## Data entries
────────

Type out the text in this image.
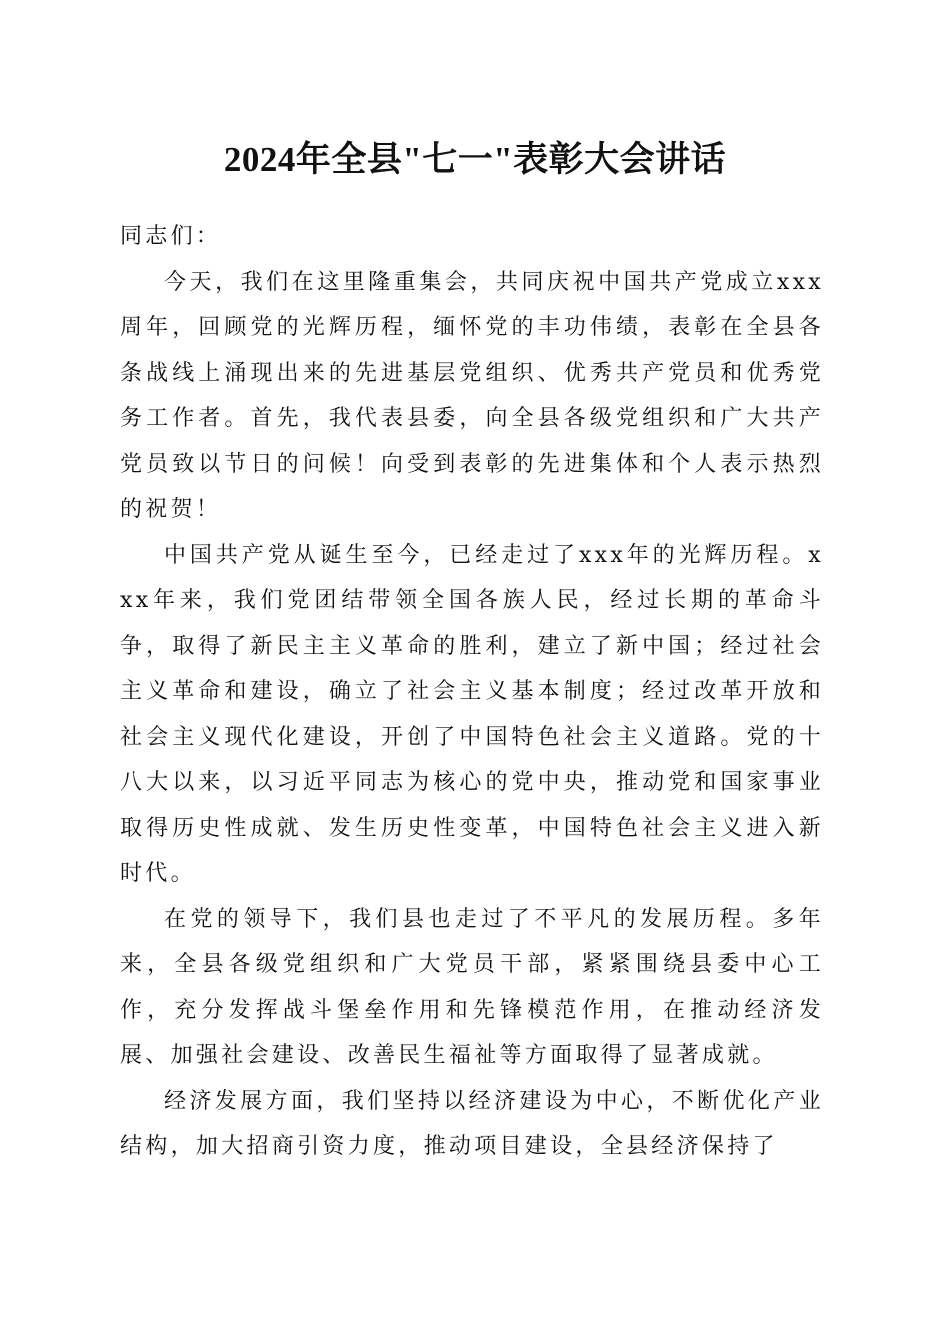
2024年全县"七一"表彰大会讲话

同志们：

今天，我们在这里隆重集会，共同庆祝中国共产党成立xxx周年，回顾党的光辉历程，缅怀党的丰功伟绩，表彰在全县各条战线上涌现出来的先进基层党组织、优秀共产党员和优秀党务工作者。首先，我代表县委，向全县各级党组织和广大共产党员致以节日的问候！向受到表彰的先进集体和个人表示热烈的祝贺！

中国共产党从诞生至今，已经走过了xxx年的光辉历程。xxx年来，我们党团结带领全国各族人民，经过长期的革命斗争，取得了新民主主义革命的胜利，建立了新中国；经过社会主义革命和建设，确立了社会主义基本制度；经过改革开放和社会主义现代化建设，开创了中国特色社会主义道路。党的十八大以来，以习近平同志为核心的党中央，推动党和国家事业取得历史性成就、发生历史性变革，中国特色社会主义进入新时代。

在党的领导下，我们县也走过了不平凡的发展历程。多年来，全县各级党组织和广大党员干部，紧紧围绕县委中心工作，充分发挥战斗堡垒作用和先锋模范作用，在推动经济发展、加强社会建设、改善民生福祉等方面取得了显著成就。

经济发展方面，我们坚持以经济建设为中心，不断优化产业结构，加大招商引资力度，推动项目建设，全县经济保持了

────────

## WHAT THE EXERCISE ASKS
All the lines above are to be given again exactly as they read, with the pictures removed.

## SOLUTION FOR THIS PROBLEM
Type out the text in this image.
2024年全县"七一"表彰大会讲话

同志们：

今天，我们在这里隆重集会，共同庆祝中国共产党成立xxx周年，回顾党的光辉历程，缅怀党的丰功伟绩，表彰在全县各条战线上涌现出来的先进基层党组织、优秀共产党员和优秀党务工作者。首先，我代表县委，向全县各级党组织和广大共产党员致以节日的问候！向受到表彰的先进集体和个人表示热烈的祝贺！

中国共产党从诞生至今，已经走过了xxx年的光辉历程。xxx年来，我们党团结带领全国各族人民，经过长期的革命斗争，取得了新民主主义革命的胜利，建立了新中国；经过社会主义革命和建设，确立了社会主义基本制度；经过改革开放和社会主义现代化建设，开创了中国特色社会主义道路。党的十八大以来，以习近平同志为核心的党中央，推动党和国家事业取得历史性成就、发生历史性变革，中国特色社会主义进入新时代。

在党的领导下，我们县也走过了不平凡的发展历程。多年来，全县各级党组织和广大党员干部，紧紧围绕县委中心工作，充分发挥战斗堡垒作用和先锋模范作用，在推动经济发展、加强社会建设、改善民生福祉等方面取得了显著成就。

经济发展方面，我们坚持以经济建设为中心，不断优化产业结构，加大招商引资力度，推动项目建设，全县经济保持了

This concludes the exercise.